> _What needs to be done_: Without including any pictures, write out the listing below exactly.

# START OF Supplied records

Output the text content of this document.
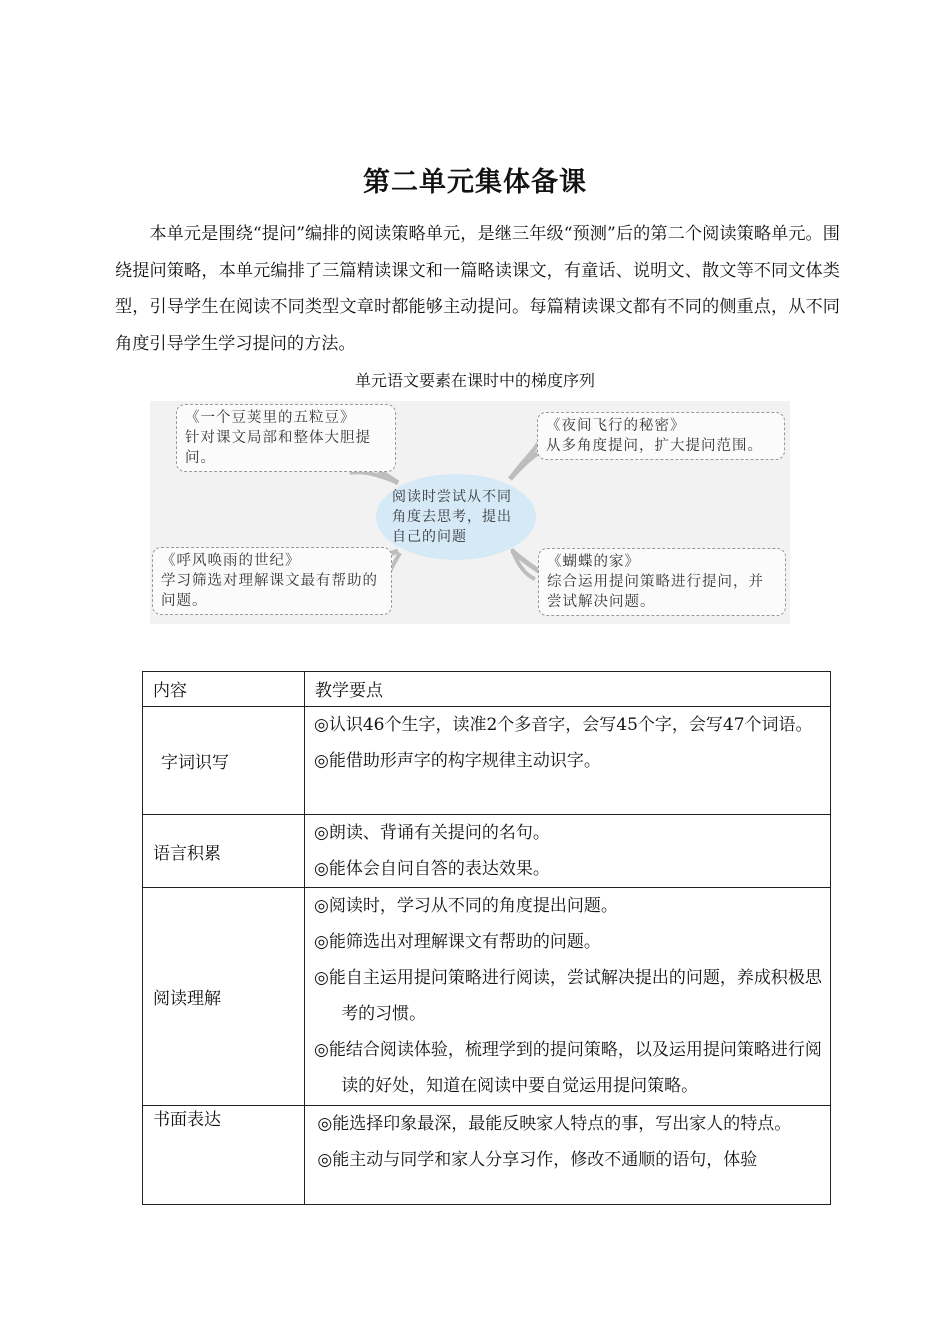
第二单元集体备课

本单元是围绕“提问”编排的阅读策略单元，是继三年级“预测”后的第二个阅读策略单元。围绕提问策略，本单元编排了三篇精读课文和一篇略读课文，有童话、说明文、散文等不同文体类型，引导学生在阅读不同类型文章时都能够主动提问。每篇精读课文都有不同的侧重点，从不同角度引导学生学习提问的方法。

单元语文要素在课时中的梯度序列

《一个豆荚里的五粒豆》
针对课文局部和整体大胆提问。
《夜间飞行的秘密》
从多角度提问，扩大提问范围。
《呼风唤雨的世纪》
学习筛选对理解课文最有帮助的问题。
《蝴蝶的家》
综合运用提问策略进行提问，并尝试解决问题。
阅读时尝试从不同角度去思考，提出自己的问题
内容	教学要点
字词识写	◎认识46个生字，读准2个多音字，会写45个字，会写47个词语。

◎能借助形声字的构字规律主动识字。

语言积累	◎朗读、背诵有关提问的名句。

◎能体会自问自答的表达效果。

阅读理解	◎阅读时，学习从不同的角度提出问题。

◎能筛选出对理解课文有帮助的问题。

◎能自主运用提问策略进行阅读，尝试解决提出的问题，养成积极思考的习惯。

◎能结合阅读体验，梳理学到的提问策略，以及运用提问策略进行阅读的好处，知道在阅读中要自觉运用提问策略。

书面表达	◎能选择印象最深，最能反映家人特点的事，写出家人的特点。

◎能主动与同学和家人分享习作，修改不通顺的语句，体验
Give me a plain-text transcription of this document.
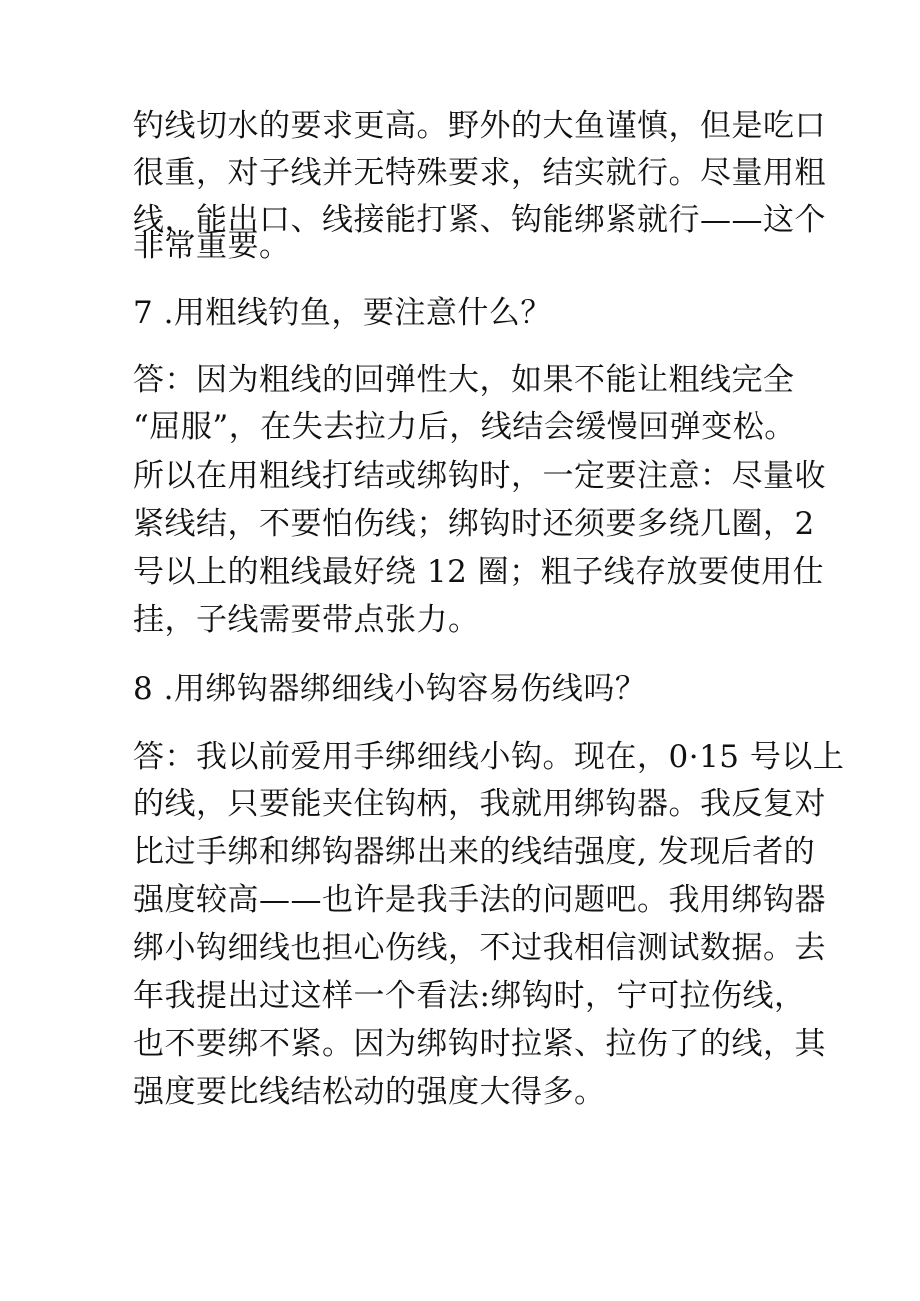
钓线切水的要求更高。野外的大鱼谨慎，但是吃口
很重，对子线并无特殊要求，结实就行。尽量用粗
线，能出口、线接能打紧、钩能绑紧就行——这个
非常重要。
7 .用粗线钓鱼，要注意什么？
答：因为粗线的回弹性大，如果不能让粗线完全
“屈服”，在失去拉力后，线结会缓慢回弹变松。
所以在用粗线打结或绑钩时，一定要注意：尽量收
紧线结，不要怕伤线；绑钩时还须要多绕几圈，2
号以上的粗线最好绕 12 圈；粗子线存放要使用仕
挂，子线需要带点张力。
8 .用绑钩器绑细线小钩容易伤线吗？
答：我以前爱用手绑细线小钩。现在，0·15 号以上
的线，只要能夹住钩柄，我就用绑钩器。我反复对
比过手绑和绑钩器绑出来的线结强度, 发现后者的
强度较高——也许是我手法的问题吧。我用绑钩器
绑小钩细线也担心伤线，不过我相信测试数据。去
年我提出过这样一个看法:绑钩时，宁可拉伤线，
也不要绑不紧。因为绑钩时拉紧、拉伤了的线，其
强度要比线结松动的强度大得多。
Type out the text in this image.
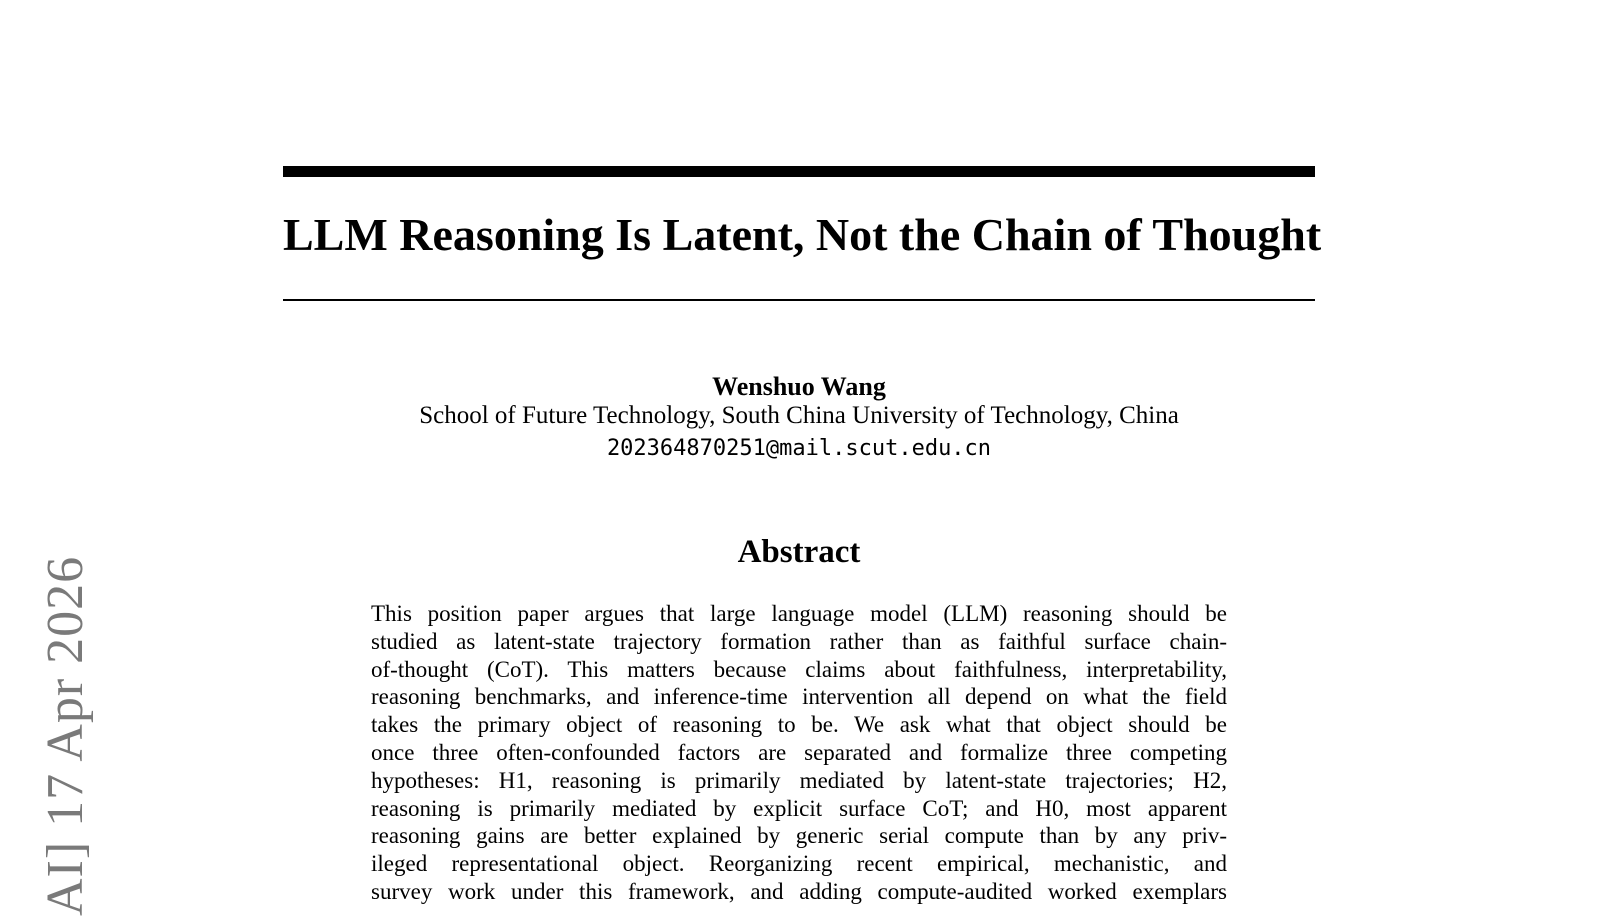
AI] 17 Apr 2026
LLM Reasoning Is Latent, Not the Chain of Thought
Wenshuo Wang
School of Future Technology, South China University of Technology, China
202364870251@mail.scut.edu.cn
Abstract
This position paper argues that large language model (LLM) reasoning should be
studied as latent-state trajectory formation rather than as faithful surface chain-
of-thought (CoT). This matters because claims about faithfulness, interpretability,
reasoning benchmarks, and inference-time intervention all depend on what the field
takes the primary object of reasoning to be. We ask what that object should be
once three often-confounded factors are separated and formalize three competing
hypotheses: H1, reasoning is primarily mediated by latent-state trajectories; H2,
reasoning is primarily mediated by explicit surface CoT; and H0, most apparent
reasoning gains are better explained by generic serial compute than by any priv-
ileged representational object. Reorganizing recent empirical, mechanistic, and
survey work under this framework, and adding compute-audited worked exemplars
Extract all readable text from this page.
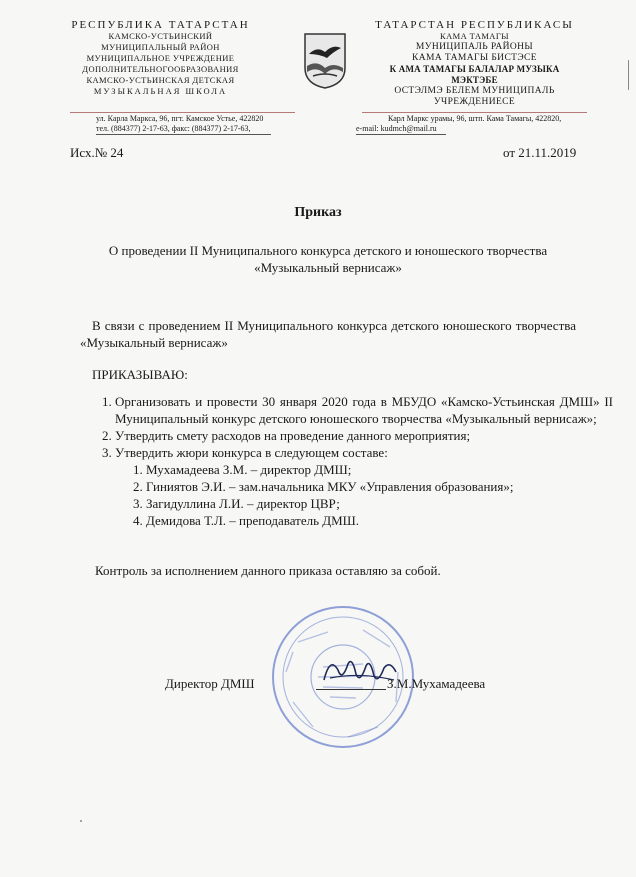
РЕСПУБЛИКА ТАТАРСТАН
КАМСКО-УСТЬИНСКИЙ
МУНИЦИПАЛЬНЫЙ РАЙОН
МУНИЦИПАЛЬНОЕ УЧРЕЖДЕНИЕ
ДОПОЛНИТЕЛЬНОГООБРАЗОВАНИЯ
КАМСКО-УСТЬИНСКАЯ ДЕТСКАЯ
МУЗЫКАЛЬНАЯ ШКОЛА
ТАТАРСТАН РЕСПУБЛИКАСЫ
КАМА ТАМАГЫ
МУНИЦИПАЛЬ РАЙОНЫ
КАМА ТАМАГЫ БИСТЭСЕ
К АМА ТАМАГЫ БАЛАЛАР МУЗЫКА
МЭКТЭБЕ
ОСТЭЛМЭ БЕЛЕМ МУНИЦИПАЛЬ
УЧРЕЖДЕНИЕСЕ
ул. Карла Маркса, 96, пгт. Камское Устье, 422820
тел. (884377) 2-17-63, факс: (884377) 2-17-63,
Карл Маркс урамы, 96, штп. Кама Тамагы, 422820,
e-mail: kudmch@mail.ru
Исх.№ 24	от 21.11.2019
Приказ
О проведении II Муниципального конкурса детского и юношеского творчества
«Музыкальный вернисаж»
В связи с проведением II Муниципального конкурса детского юношеского творчества «Музыкальный вернисаж»
ПРИКАЗЫВАЮ:
1. Организовать и провести 30 января 2020 года в МБУДО «Камско-Устьинская ДМШ» II Муниципальный конкурс детского юношеского творчества «Музыкальный вернисаж»;
2. Утвердить смету расходов на проведение данного мероприятия;
3. Утвердить жюри конкурса в следующем составе:
1. Мухамадеева З.М. – директор ДМШ;
2. Гиниятов Э.И. – зам.начальника МКУ «Управления образования»;
3. Загидуллина Л.И. – директор ЦВР;
4. Демидова Т.Л. – преподаватель ДМШ.
Контроль за исполнением данного приказа оставляю за собой.
Директор ДМШ	З.М.Мухамадеева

# END OF Supplied records

> _The response_:
Output the text content of this document.
第二单元集体备课

本单元是围绕“提问”编排的阅读策略单元，是继三年级“预测”后的第二个阅读策略单元。围绕提问策略，本单元编排了三篇精读课文和一篇略读课文，有童话、说明文、散文等不同文体类型，引导学生在阅读不同类型文章时都能够主动提问。每篇精读课文都有不同的侧重点，从不同角度引导学生学习提问的方法。

单元语文要素在课时中的梯度序列

《一个豆荚里的五粒豆》
针对课文局部和整体大胆提问。
《夜间飞行的秘密》
从多角度提问，扩大提问范围。
《呼风唤雨的世纪》
学习筛选对理解课文最有帮助的问题。
《蝴蝶的家》
综合运用提问策略进行提问，并尝试解决问题。
阅读时尝试从不同角度去思考，提出自己的问题
内容	教学要点
字词识写	◎认识46个生字，读准2个多音字，会写45个字，会写47个词语。

◎能借助形声字的构字规律主动识字。

语言积累	◎朗读、背诵有关提问的名句。

◎能体会自问自答的表达效果。

阅读理解	◎阅读时，学习从不同的角度提出问题。

◎能筛选出对理解课文有帮助的问题。

◎能自主运用提问策略进行阅读，尝试解决提出的问题，养成积极思考的习惯。

◎能结合阅读体验，梳理学到的提问策略，以及运用提问策略进行阅读的好处，知道在阅读中要自觉运用提问策略。

书面表达	◎能选择印象最深，最能反映家人特点的事，写出家人的特点。

◎能主动与同学和家人分享习作，修改不通顺的语句，体验
Give me a plain-text transcription of this document.
钓线切水的要求更高。野外的大鱼谨慎，但是吃口
很重，对子线并无特殊要求，结实就行。尽量用粗
线，能出口、线接能打紧、钩能绑紧就行——这个
非常重要。
7 .用粗线钓鱼，要注意什么？
答：因为粗线的回弹性大，如果不能让粗线完全
“屈服”，在失去拉力后，线结会缓慢回弹变松。
所以在用粗线打结或绑钩时，一定要注意：尽量收
紧线结，不要怕伤线；绑钩时还须要多绕几圈，2
号以上的粗线最好绕 12 圈；粗子线存放要使用仕
挂，子线需要带点张力。
8 .用绑钩器绑细线小钩容易伤线吗？
答：我以前爱用手绑细线小钩。现在，0·15 号以上
的线，只要能夹住钩柄，我就用绑钩器。我反复对
比过手绑和绑钩器绑出来的线结强度, 发现后者的
强度较高——也许是我手法的问题吧。我用绑钩器
绑小钩细线也担心伤线，不过我相信测试数据。去
年我提出过这样一个看法:绑钩时，宁可拉伤线，
也不要绑不紧。因为绑钩时拉紧、拉伤了的线，其
强度要比线结松动的强度大得多。
Type out the text in this image.
AI] 17 Apr 2026
LLM Reasoning Is Latent, Not the Chain of Thought
Wenshuo Wang
School of Future Technology, South China University of Technology, China
202364870251@mail.scut.edu.cn
Abstract
This position paper argues that large language model (LLM) reasoning should be
studied as latent-state trajectory formation rather than as faithful surface chain-
of-thought (CoT). This matters because claims about faithfulness, interpretability,
reasoning benchmarks, and inference-time intervention all depend on what the field
takes the primary object of reasoning to be. We ask what that object should be
once three often-confounded factors are separated and formalize three competing
hypotheses: H1, reasoning is primarily mediated by latent-state trajectories; H2,
reasoning is primarily mediated by explicit surface CoT; and H0, most apparent
reasoning gains are better explained by generic serial compute than by any priv-
ileged representational object. Reorganizing recent empirical, mechanistic, and
survey work under this framework, and adding compute-audited worked exemplars
Extract all readable text from this page.
РЕСПУБЛИКА ТАТАРСТАН
КАМСКО-УСТЬИНСКИЙ
МУНИЦИПАЛЬНЫЙ РАЙОН
МУНИЦИПАЛЬНОЕ УЧРЕЖДЕНИЕ
ДОПОЛНИТЕЛЬНОГООБРАЗОВАНИЯ
КАМСКО-УСТЬИНСКАЯ ДЕТСКАЯ
МУЗЫКАЛЬНАЯ ШКОЛА
ТАТАРСТАН РЕСПУБЛИКАСЫ
КАМА ТАМАГЫ
МУНИЦИПАЛЬ РАЙОНЫ
КАМА ТАМАГЫ БИСТЭСЕ
К АМА ТАМАГЫ БАЛАЛАР МУЗЫКА
МЭКТЭБЕ
ОСТЭЛМЭ БЕЛЕМ МУНИЦИПАЛЬ
УЧРЕЖДЕНИЕСЕ
ул. Карла Маркса, 96, пгт. Камское Устье, 422820
тел. (884377) 2-17-63, факс: (884377) 2-17-63,
Карл Маркс урамы, 96, штп. Кама Тамагы, 422820,
e-mail: kudmch@mail.ru
Исх.№ 24	от 21.11.2019
Приказ
О проведении II Муниципального конкурса детского и юношеского творчества
«Музыкальный вернисаж»
В связи с проведением II Муниципального конкурса детского юношеского творчества «Музыкальный вернисаж»
ПРИКАЗЫВАЮ:
1. Организовать и провести 30 января 2020 года в МБУДО «Камско-Устьинская ДМШ» II Муниципальный конкурс детского юношеского творчества «Музыкальный вернисаж»;
2. Утвердить смету расходов на проведение данного мероприятия;
3. Утвердить жюри конкурса в следующем составе:
1. Мухамадеева З.М. – директор ДМШ;
2. Гиниятов Э.И. – зам.начальника МКУ «Управления образования»;
3. Загидуллина Л.И. – директор ЦВР;
4. Демидова Т.Л. – преподаватель ДМШ.
Контроль за исполнением данного приказа оставляю за собой.
Директор ДМШ	З.М.Мухамадеева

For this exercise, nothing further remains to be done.